Output the lines of the items below as a numbered list, starting at the line that contains "Where are 31" and running down through the line that contains "- month-selector[interactable]: 2023年2月: [324, 90, 404, 108]", with both of those lines included. Leave out any blank lines.

[Items from a data source]
◆ ◆ ◆

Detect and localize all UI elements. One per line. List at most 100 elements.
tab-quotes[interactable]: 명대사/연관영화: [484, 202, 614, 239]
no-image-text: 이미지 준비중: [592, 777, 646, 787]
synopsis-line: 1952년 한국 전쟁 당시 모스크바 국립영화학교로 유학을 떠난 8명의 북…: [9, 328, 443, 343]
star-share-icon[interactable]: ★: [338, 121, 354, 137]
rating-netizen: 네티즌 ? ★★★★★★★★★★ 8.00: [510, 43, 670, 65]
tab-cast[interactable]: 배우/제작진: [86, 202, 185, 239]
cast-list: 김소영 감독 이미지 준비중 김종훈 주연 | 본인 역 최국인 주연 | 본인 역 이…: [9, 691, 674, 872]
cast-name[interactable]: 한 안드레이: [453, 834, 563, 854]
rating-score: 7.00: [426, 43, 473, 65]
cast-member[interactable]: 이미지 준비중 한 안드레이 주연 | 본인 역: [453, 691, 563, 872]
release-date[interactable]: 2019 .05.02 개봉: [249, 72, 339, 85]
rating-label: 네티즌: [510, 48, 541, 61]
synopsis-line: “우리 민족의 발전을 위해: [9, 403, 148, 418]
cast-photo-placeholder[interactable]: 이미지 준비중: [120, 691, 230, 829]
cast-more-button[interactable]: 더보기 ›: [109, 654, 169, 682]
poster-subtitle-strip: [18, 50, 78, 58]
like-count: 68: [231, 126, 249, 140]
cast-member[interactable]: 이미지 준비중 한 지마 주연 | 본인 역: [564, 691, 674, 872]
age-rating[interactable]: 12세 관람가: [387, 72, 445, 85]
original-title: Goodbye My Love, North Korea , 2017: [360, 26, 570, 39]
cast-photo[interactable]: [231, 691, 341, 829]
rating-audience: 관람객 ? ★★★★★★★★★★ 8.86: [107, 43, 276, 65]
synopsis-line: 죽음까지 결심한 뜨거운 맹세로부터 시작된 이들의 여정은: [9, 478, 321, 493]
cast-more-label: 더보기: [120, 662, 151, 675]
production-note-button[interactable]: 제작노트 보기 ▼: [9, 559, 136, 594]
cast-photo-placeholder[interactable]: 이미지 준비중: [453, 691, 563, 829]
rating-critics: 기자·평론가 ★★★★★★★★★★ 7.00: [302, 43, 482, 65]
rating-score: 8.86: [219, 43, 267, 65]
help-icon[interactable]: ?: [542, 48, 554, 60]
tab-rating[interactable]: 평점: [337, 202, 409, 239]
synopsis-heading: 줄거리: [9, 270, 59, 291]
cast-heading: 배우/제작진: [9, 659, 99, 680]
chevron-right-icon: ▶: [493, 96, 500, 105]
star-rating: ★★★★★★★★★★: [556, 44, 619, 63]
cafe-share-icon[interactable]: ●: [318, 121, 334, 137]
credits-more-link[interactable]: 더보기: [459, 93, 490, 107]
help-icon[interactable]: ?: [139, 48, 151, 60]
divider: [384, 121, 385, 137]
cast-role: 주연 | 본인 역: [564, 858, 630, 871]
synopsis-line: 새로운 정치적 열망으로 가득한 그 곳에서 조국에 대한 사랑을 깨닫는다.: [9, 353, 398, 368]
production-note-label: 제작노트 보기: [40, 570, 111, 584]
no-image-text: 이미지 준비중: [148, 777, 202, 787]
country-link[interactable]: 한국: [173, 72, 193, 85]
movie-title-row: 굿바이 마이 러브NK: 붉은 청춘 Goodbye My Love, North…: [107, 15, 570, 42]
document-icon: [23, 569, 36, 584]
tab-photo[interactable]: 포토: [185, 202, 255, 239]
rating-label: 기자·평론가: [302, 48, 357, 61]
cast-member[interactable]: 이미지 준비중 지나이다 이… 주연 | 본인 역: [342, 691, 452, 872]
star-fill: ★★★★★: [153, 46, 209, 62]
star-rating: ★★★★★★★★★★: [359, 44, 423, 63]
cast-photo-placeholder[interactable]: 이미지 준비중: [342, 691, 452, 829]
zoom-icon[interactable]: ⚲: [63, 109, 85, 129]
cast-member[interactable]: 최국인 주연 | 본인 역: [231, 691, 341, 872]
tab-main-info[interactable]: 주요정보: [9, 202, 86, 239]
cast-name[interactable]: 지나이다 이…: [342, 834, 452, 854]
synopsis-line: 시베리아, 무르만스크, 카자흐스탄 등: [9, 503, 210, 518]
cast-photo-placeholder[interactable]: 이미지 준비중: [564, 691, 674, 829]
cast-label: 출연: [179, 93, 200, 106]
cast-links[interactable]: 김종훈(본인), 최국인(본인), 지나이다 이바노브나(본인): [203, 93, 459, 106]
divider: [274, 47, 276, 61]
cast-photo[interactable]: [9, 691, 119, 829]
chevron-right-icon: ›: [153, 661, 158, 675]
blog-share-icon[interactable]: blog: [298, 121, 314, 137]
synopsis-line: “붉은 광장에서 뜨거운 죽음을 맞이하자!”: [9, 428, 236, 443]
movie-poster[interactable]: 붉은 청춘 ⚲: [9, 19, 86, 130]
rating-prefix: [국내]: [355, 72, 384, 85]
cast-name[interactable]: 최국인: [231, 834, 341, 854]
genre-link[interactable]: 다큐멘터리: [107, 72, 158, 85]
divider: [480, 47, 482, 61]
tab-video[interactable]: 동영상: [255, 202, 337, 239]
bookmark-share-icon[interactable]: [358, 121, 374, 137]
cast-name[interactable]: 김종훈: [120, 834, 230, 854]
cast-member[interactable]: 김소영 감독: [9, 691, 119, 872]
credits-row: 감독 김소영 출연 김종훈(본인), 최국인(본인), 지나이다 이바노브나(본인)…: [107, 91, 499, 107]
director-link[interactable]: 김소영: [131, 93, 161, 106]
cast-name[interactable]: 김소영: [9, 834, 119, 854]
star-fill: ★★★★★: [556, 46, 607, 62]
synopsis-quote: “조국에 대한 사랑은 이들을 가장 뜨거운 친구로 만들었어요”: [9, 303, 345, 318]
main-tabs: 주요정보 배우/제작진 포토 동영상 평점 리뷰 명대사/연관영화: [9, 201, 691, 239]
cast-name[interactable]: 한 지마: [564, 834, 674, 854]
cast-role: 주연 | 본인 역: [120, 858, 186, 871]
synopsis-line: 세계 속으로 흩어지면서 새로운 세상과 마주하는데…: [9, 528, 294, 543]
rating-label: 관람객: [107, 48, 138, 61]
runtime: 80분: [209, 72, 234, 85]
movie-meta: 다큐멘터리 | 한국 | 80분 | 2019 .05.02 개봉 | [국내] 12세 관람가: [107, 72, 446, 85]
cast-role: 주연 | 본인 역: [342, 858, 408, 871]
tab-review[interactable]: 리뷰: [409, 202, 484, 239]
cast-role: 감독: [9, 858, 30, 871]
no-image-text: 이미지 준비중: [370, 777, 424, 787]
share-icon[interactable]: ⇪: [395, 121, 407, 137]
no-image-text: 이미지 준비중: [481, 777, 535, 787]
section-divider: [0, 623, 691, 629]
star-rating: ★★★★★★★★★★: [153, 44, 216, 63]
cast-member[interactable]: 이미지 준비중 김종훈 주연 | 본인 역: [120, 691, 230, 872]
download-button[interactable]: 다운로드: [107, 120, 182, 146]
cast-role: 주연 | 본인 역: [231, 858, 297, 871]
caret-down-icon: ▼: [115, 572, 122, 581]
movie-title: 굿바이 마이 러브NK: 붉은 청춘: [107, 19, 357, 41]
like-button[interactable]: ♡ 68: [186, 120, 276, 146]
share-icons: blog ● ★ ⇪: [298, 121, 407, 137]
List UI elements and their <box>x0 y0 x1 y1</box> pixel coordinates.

◆ ◆ ◆

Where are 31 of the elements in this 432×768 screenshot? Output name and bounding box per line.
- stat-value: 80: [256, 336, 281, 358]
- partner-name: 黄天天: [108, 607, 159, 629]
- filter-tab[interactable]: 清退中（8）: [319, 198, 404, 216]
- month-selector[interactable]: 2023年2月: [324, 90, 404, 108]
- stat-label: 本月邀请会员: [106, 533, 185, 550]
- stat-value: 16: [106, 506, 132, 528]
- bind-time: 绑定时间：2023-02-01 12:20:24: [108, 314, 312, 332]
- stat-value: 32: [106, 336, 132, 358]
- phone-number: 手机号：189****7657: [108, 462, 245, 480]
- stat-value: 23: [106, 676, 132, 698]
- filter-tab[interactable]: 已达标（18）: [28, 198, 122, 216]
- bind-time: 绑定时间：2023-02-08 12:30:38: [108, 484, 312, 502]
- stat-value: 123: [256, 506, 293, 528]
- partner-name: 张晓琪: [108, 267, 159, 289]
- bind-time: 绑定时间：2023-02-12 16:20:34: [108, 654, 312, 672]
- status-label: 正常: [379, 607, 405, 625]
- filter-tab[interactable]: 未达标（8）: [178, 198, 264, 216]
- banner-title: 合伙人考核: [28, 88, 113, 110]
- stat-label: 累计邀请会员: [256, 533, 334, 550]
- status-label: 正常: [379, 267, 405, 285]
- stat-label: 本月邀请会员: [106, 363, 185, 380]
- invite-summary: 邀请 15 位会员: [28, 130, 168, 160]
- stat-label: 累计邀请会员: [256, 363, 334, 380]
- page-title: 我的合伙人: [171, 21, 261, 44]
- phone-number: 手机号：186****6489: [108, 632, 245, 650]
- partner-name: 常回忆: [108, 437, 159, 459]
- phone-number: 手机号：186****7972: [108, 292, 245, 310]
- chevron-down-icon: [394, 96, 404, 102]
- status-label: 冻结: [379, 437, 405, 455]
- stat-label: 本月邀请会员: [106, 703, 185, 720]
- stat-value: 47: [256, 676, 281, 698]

◆ ◆ ◆

→ The result:
1. Where are 31 of the elements in this 432×768 screenshot? Output name and bounding box per line.
2. - stat-value: 80: [256, 336, 281, 358]
3. - partner-name: 黄天天: [108, 607, 159, 629]
4. - filter-tab[interactable]: 清退中（8）: [319, 198, 404, 216]
5. - month-selector[interactable]: 2023年2月: [324, 90, 404, 108]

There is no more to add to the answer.